─── RECORDS FOR THE EXERCISE ───
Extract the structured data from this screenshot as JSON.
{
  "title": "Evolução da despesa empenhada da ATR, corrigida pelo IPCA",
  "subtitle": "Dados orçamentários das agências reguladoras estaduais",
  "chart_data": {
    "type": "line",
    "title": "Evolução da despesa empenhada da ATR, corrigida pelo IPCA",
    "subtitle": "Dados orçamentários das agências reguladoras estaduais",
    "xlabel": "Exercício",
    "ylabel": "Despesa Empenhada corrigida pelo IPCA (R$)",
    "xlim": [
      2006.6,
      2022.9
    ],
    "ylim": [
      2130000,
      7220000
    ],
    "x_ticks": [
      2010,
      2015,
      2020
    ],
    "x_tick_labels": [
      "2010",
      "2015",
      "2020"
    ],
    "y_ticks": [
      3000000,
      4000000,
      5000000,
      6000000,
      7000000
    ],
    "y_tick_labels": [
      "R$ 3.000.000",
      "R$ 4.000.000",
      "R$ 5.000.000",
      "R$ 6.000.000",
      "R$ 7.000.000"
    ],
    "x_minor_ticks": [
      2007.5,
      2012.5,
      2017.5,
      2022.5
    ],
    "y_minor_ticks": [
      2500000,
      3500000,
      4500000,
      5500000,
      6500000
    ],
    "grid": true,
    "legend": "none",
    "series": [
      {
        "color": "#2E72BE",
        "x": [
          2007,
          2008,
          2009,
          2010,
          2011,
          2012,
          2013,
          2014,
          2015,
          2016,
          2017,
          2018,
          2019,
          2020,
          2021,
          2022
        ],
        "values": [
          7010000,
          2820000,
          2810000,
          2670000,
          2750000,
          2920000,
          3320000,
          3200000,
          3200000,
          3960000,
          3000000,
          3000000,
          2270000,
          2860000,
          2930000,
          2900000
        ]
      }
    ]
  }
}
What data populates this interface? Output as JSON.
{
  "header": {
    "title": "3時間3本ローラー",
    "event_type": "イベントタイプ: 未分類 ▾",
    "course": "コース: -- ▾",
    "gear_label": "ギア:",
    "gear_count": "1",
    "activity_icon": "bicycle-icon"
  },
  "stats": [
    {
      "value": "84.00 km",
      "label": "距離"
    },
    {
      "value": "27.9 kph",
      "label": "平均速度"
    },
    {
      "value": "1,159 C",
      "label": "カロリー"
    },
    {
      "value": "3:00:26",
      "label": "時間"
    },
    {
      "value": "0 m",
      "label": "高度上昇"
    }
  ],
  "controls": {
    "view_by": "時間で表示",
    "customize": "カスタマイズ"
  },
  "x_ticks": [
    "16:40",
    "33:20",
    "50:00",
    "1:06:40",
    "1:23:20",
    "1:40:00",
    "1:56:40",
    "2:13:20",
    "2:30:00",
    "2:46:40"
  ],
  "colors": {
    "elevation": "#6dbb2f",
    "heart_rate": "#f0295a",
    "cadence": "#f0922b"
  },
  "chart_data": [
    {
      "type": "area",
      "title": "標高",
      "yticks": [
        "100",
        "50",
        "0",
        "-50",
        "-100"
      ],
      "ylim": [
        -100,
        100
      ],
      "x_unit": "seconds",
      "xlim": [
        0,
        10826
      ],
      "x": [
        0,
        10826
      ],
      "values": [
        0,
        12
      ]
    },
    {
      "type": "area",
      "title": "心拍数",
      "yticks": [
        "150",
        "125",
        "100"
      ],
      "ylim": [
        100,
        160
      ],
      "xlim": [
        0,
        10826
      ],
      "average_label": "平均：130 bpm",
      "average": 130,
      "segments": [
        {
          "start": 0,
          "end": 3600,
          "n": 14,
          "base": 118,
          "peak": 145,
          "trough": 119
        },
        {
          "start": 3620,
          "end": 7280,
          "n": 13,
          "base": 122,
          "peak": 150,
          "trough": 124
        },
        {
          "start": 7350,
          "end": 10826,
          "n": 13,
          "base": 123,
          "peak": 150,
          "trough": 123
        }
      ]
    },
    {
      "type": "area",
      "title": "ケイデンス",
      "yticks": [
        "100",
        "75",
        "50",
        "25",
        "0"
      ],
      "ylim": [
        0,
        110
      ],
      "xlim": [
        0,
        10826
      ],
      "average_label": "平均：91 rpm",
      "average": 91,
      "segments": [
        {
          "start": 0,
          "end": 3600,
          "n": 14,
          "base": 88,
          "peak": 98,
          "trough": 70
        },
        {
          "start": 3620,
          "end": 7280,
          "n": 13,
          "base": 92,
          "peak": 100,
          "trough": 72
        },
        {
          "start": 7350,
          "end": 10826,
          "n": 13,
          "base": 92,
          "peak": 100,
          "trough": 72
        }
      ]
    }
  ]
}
───
TO DO → Your task is to quote the listing above word for word.

EXERCISE ANSWER →
Extract the structured data from this screenshot as JSON.
{
  "title": "Evolução da despesa empenhada da ATR, corrigida pelo IPCA",
  "subtitle": "Dados orçamentários das agências reguladoras estaduais",
  "chart_data": {
    "type": "line",
    "title": "Evolução da despesa empenhada da ATR, corrigida pelo IPCA",
    "subtitle": "Dados orçamentários das agências reguladoras estaduais",
    "xlabel": "Exercício",
    "ylabel": "Despesa Empenhada corrigida pelo IPCA (R$)",
    "xlim": [
      2006.6,
      2022.9
    ],
    "ylim": [
      2130000,
      7220000
    ],
    "x_ticks": [
      2010,
      2015,
      2020
    ],
    "x_tick_labels": [
      "2010",
      "2015",
      "2020"
    ],
    "y_ticks": [
      3000000,
      4000000,
      5000000,
      6000000,
      7000000
    ],
    "y_tick_labels": [
      "R$ 3.000.000",
      "R$ 4.000.000",
      "R$ 5.000.000",
      "R$ 6.000.000",
      "R$ 7.000.000"
    ],
    "x_minor_ticks": [
      2007.5,
      2012.5,
      2017.5,
      2022.5
    ],
    "y_minor_ticks": [
      2500000,
      3500000,
      4500000,
      5500000,
      6500000
    ],
    "grid": true,
    "legend": "none",
    "series": [
      {
        "color": "#2E72BE",
        "x": [
          2007,
          2008,
          2009,
          2010,
          2011,
          2012,
          2013,
          2014,
          2015,
          2016,
          2017,
          2018,
          2019,
          2020,
          2021,
          2022
        ],
        "values": [
          7010000,
          2820000,
          2810000,
          2670000,
          2750000,
          2920000,
          3320000,
          3200000,
          3200000,
          3960000,
          3000000,
          3000000,
          2270000,
          2860000,
          2930000,
          2900000
        ]
      }
    ]
  }
}
What data populates this interface? Output as JSON.
{
  "header": {
    "title": "3時間3本ローラー",
    "event_type": "イベントタイプ: 未分類 ▾",
    "course": "コース: -- ▾",
    "gear_label": "ギア:",
    "gear_count": "1",
    "activity_icon": "bicycle-icon"
  },
  "stats": [
    {
      "value": "84.00 km",
      "label": "距離"
    },
    {
      "value": "27.9 kph",
      "label": "平均速度"
    },
    {
      "value": "1,159 C",
      "label": "カロリー"
    },
    {
      "value": "3:00:26",
      "label": "時間"
    },
    {
      "value": "0 m",
      "label": "高度上昇"
    }
  ],
  "controls": {
    "view_by": "時間で表示",
    "customize": "カスタマイズ"
  },
  "x_ticks": [
    "16:40",
    "33:20",
    "50:00",
    "1:06:40",
    "1:23:20",
    "1:40:00",
    "1:56:40",
    "2:13:20",
    "2:30:00",
    "2:46:40"
  ],
  "colors": {
    "elevation": "#6dbb2f",
    "heart_rate": "#f0295a",
    "cadence": "#f0922b"
  },
  "chart_data": [
    {
      "type": "area",
      "title": "標高",
      "yticks": [
        "100",
        "50",
        "0",
        "-50",
        "-100"
      ],
      "ylim": [
        -100,
        100
      ],
      "x_unit": "seconds",
      "xlim": [
        0,
        10826
      ],
      "x": [
        0,
        10826
      ],
      "values": [
        0,
        12
      ]
    },
    {
      "type": "area",
      "title": "心拍数",
      "yticks": [
        "150",
        "125",
        "100"
      ],
      "ylim": [
        100,
        160
      ],
      "xlim": [
        0,
        10826
      ],
      "average_label": "平均：130 bpm",
      "average": 130,
      "segments": [
        {
          "start": 0,
          "end": 3600,
          "n": 14,
          "base": 118,
          "peak": 145,
          "trough": 119
        },
        {
          "start": 3620,
          "end": 7280,
          "n": 13,
          "base": 122,
          "peak": 150,
          "trough": 124
        },
        {
          "start": 7350,
          "end": 10826,
          "n": 13,
          "base": 123,
          "peak": 150,
          "trough": 123
        }
      ]
    },
    {
      "type": "area",
      "title": "ケイデンス",
      "yticks": [
        "100",
        "75",
        "50",
        "25",
        "0"
      ],
      "ylim": [
        0,
        110
      ],
      "xlim": [
        0,
        10826
      ],
      "average_label": "平均：91 rpm",
      "average": 91,
      "segments": [
        {
          "start": 0,
          "end": 3600,
          "n": 14,
          "base": 88,
          "peak": 98,
          "trough": 70
        },
        {
          "start": 3620,
          "end": 7280,
          "n": 13,
          "base": 92,
          "peak": 100,
          "trough": 72
        },
        {
          "start": 7350,
          "end": 10826,
          "n": 13,
          "base": 92,
          "peak": 100,
          "trough": 72
        }
      ]
    }
  ]
}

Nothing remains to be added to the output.